START Source records

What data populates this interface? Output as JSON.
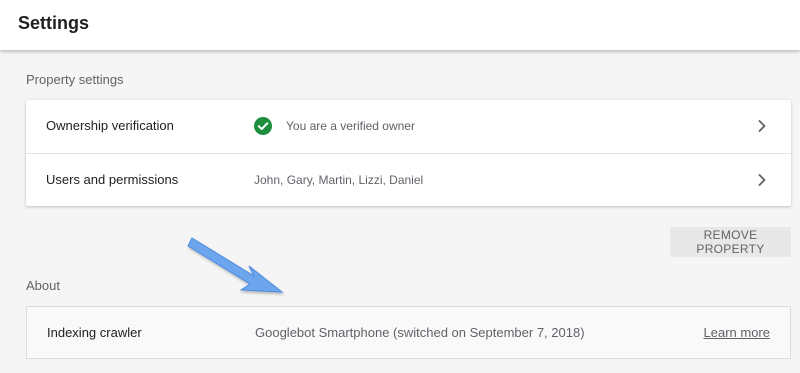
{
  "header": {
    "title": "Settings"
  },
  "property_settings": {
    "section_label": "Property settings",
    "rows": [
      {
        "title": "Ownership verification",
        "value": "You are a verified owner",
        "icon": "check-circle-icon",
        "icon_color": "#1e8e3e"
      },
      {
        "title": "Users and permissions",
        "value": "John, Gary, Martin, Lizzi, Daniel"
      }
    ],
    "remove_button_label": "REMOVE PROPERTY"
  },
  "about": {
    "section_label": "About",
    "row": {
      "title": "Indexing crawler",
      "value": "Googlebot Smartphone (switched on September 7, 2018)",
      "link": "Learn more"
    }
  },
  "annotation": {
    "icon": "arrow-icon",
    "color": "#6ea6ee"
  }
}
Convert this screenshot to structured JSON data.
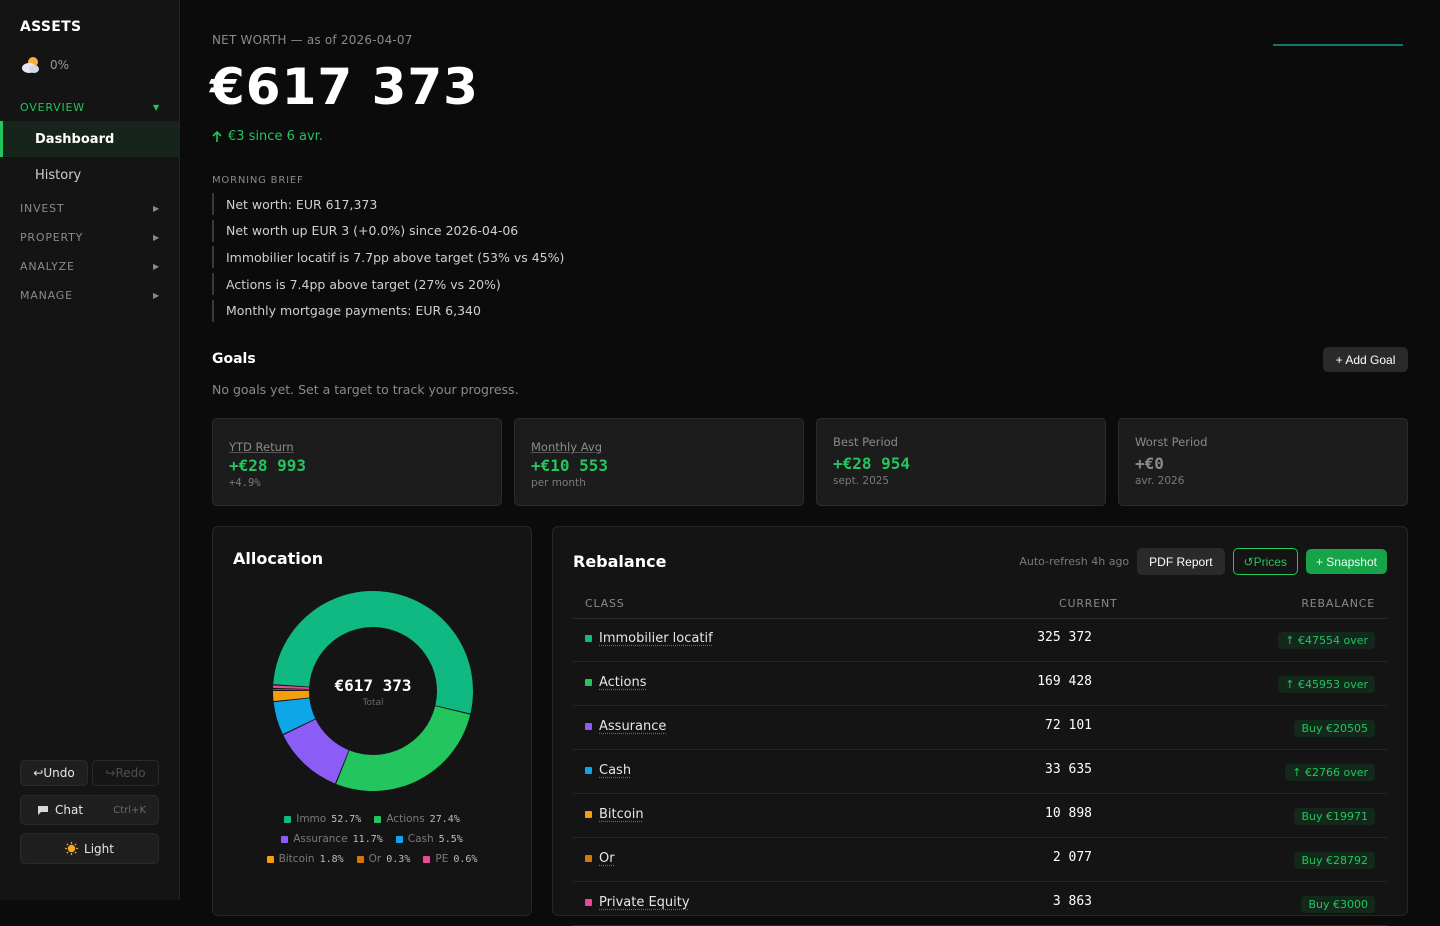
{
  "sidebar": {
    "brand": "ASSETS",
    "weather_pct": "0%",
    "sections": {
      "overview": "OVERVIEW",
      "invest": "INVEST",
      "property": "PROPERTY",
      "analyze": "ANALYZE",
      "manage": "MANAGE"
    },
    "items": {
      "dashboard": "Dashboard",
      "history": "History"
    },
    "undo": "↩Undo",
    "redo": "↪Redo",
    "chat": "Chat",
    "chat_shortcut": "Ctrl+K",
    "theme": "Light"
  },
  "header": {
    "net_worth_label": "NET WORTH — as of 2026-04-07",
    "net_worth_value": "€617 373",
    "change": "€3 since 6 avr."
  },
  "brief": {
    "label": "MORNING BRIEF",
    "items": [
      "Net worth: EUR 617,373",
      "Net worth up EUR 3 (+0.0%) since 2026-04-06",
      "Immobilier locatif is 7.7pp above target (53% vs 45%)",
      "Actions is 7.4pp above target (27% vs 20%)",
      "Monthly mortgage payments: EUR 6,340"
    ]
  },
  "goals": {
    "title": "Goals",
    "add_label": "+ Add Goal",
    "empty_text": "No goals yet. Set a target to track your progress."
  },
  "stats": [
    {
      "label": "YTD Return",
      "value": "+€28 993",
      "sub": "+4.9%"
    },
    {
      "label": "Monthly Avg",
      "value": "+€10 553",
      "sub": "per month"
    },
    {
      "label": "Best Period",
      "value": "+€28 954",
      "sub": "sept. 2025"
    },
    {
      "label": "Worst Period",
      "value": "+€0",
      "sub": "avr. 2026"
    }
  ],
  "allocation": {
    "title": "Allocation",
    "center_value": "€617 373",
    "center_label": "Total",
    "legend": [
      {
        "name": "Immo",
        "pct": "52.7%"
      },
      {
        "name": "Actions",
        "pct": "27.4%"
      },
      {
        "name": "Assurance",
        "pct": "11.7%"
      },
      {
        "name": "Cash",
        "pct": "5.5%"
      },
      {
        "name": "Bitcoin",
        "pct": "1.8%"
      },
      {
        "name": "Or",
        "pct": "0.3%"
      },
      {
        "name": "PE",
        "pct": "0.6%"
      }
    ]
  },
  "chart_data": {
    "type": "pie",
    "categories": [
      "Immo",
      "Actions",
      "Assurance",
      "Cash",
      "Bitcoin",
      "Or",
      "PE"
    ],
    "values": [
      52.7,
      27.4,
      11.7,
      5.5,
      1.8,
      0.3,
      0.6
    ],
    "colors": [
      "#10b981",
      "#22c55e",
      "#8b5cf6",
      "#0ea5e9",
      "#f59e0b",
      "#d97706",
      "#ec4899"
    ],
    "title": "Allocation"
  },
  "rebalance": {
    "title": "Rebalance",
    "auto_refresh": "Auto-refresh 4h ago",
    "pdf_label": "PDF Report",
    "prices_label": "↺Prices",
    "snapshot_label": "+ Snapshot",
    "columns": {
      "class": "CLASS",
      "current": "CURRENT",
      "rebalance": "REBALANCE"
    },
    "rows": [
      {
        "name": "Immobilier locatif",
        "current": "325 372",
        "action": "↑ €47554 over",
        "color": "#10b981"
      },
      {
        "name": "Actions",
        "current": "169 428",
        "action": "↑ €45953 over",
        "color": "#22c55e"
      },
      {
        "name": "Assurance",
        "current": "72 101",
        "action": "Buy €20505",
        "color": "#8b5cf6"
      },
      {
        "name": "Cash",
        "current": "33 635",
        "action": "↑ €2766 over",
        "color": "#0ea5e9"
      },
      {
        "name": "Bitcoin",
        "current": "10 898",
        "action": "Buy €19971",
        "color": "#f59e0b"
      },
      {
        "name": "Or",
        "current": "2 077",
        "action": "Buy €28792",
        "color": "#d97706"
      },
      {
        "name": "Private Equity",
        "current": "3 863",
        "action": "Buy €3000",
        "color": "#ec4899"
      }
    ]
  }
}
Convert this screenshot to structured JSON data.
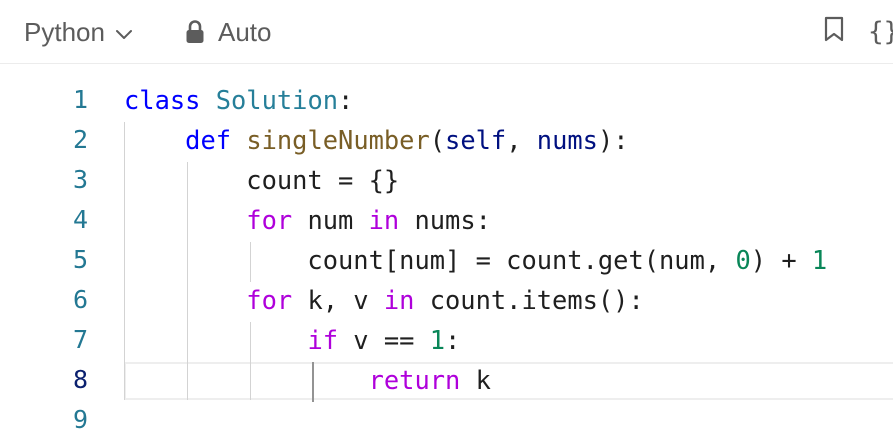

END Source records

What the task asks
Report the number of lines holding the string "Monthly", without any other words.

Result below
2